[Saved data entries]
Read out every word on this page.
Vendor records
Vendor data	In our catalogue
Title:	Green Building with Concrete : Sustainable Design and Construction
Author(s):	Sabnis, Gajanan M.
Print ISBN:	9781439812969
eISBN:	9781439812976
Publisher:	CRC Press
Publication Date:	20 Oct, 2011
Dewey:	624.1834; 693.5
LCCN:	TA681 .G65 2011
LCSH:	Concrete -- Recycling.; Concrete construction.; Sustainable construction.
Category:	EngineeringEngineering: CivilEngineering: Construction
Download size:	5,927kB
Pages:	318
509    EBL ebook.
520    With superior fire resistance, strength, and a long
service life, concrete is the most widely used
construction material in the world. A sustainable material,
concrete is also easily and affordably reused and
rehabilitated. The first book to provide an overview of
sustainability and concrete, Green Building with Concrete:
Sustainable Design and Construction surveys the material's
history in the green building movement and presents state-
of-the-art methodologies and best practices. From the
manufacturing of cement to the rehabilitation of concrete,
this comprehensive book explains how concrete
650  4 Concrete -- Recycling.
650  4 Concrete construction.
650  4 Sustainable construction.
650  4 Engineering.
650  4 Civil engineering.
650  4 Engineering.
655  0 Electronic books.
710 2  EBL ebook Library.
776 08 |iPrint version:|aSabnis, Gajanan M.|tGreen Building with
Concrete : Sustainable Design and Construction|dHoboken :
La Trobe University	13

▶ [What is required]
Retype each record exactly, leaving nothing out.

▶ [The result]
Read out every word on this page.
Vendor records
Vendor data	In our catalogue
Title:	Green Building with Concrete : Sustainable Design and Construction
Author(s):	Sabnis, Gajanan M.
Print ISBN:	9781439812969
eISBN:	9781439812976
Publisher:	CRC Press
Publication Date:	20 Oct, 2011
Dewey:	624.1834; 693.5
LCCN:	TA681 .G65 2011
LCSH:	Concrete -- Recycling.; Concrete construction.; Sustainable construction.
Category:	EngineeringEngineering: CivilEngineering: Construction
Download size:	5,927kB
Pages:	318
509    EBL ebook.
520    With superior fire resistance, strength, and a long
service life, concrete is the most widely used
construction material in the world. A sustainable material,
concrete is also easily and affordably reused and
rehabilitated. The first book to provide an overview of
sustainability and concrete, Green Building with Concrete:
Sustainable Design and Construction surveys the material's
history in the green building movement and presents state-
of-the-art methodologies and best practices. From the
manufacturing of cement to the rehabilitation of concrete,
this comprehensive book explains how concrete
650  4 Concrete -- Recycling.
650  4 Concrete construction.
650  4 Sustainable construction.
650  4 Engineering.
650  4 Civil engineering.
650  4 Engineering.
655  0 Electronic books.
710 2  EBL ebook Library.
776 08 |iPrint version:|aSabnis, Gajanan M.|tGreen Building with
Concrete : Sustainable Design and Construction|dHoboken :
La Trobe University	13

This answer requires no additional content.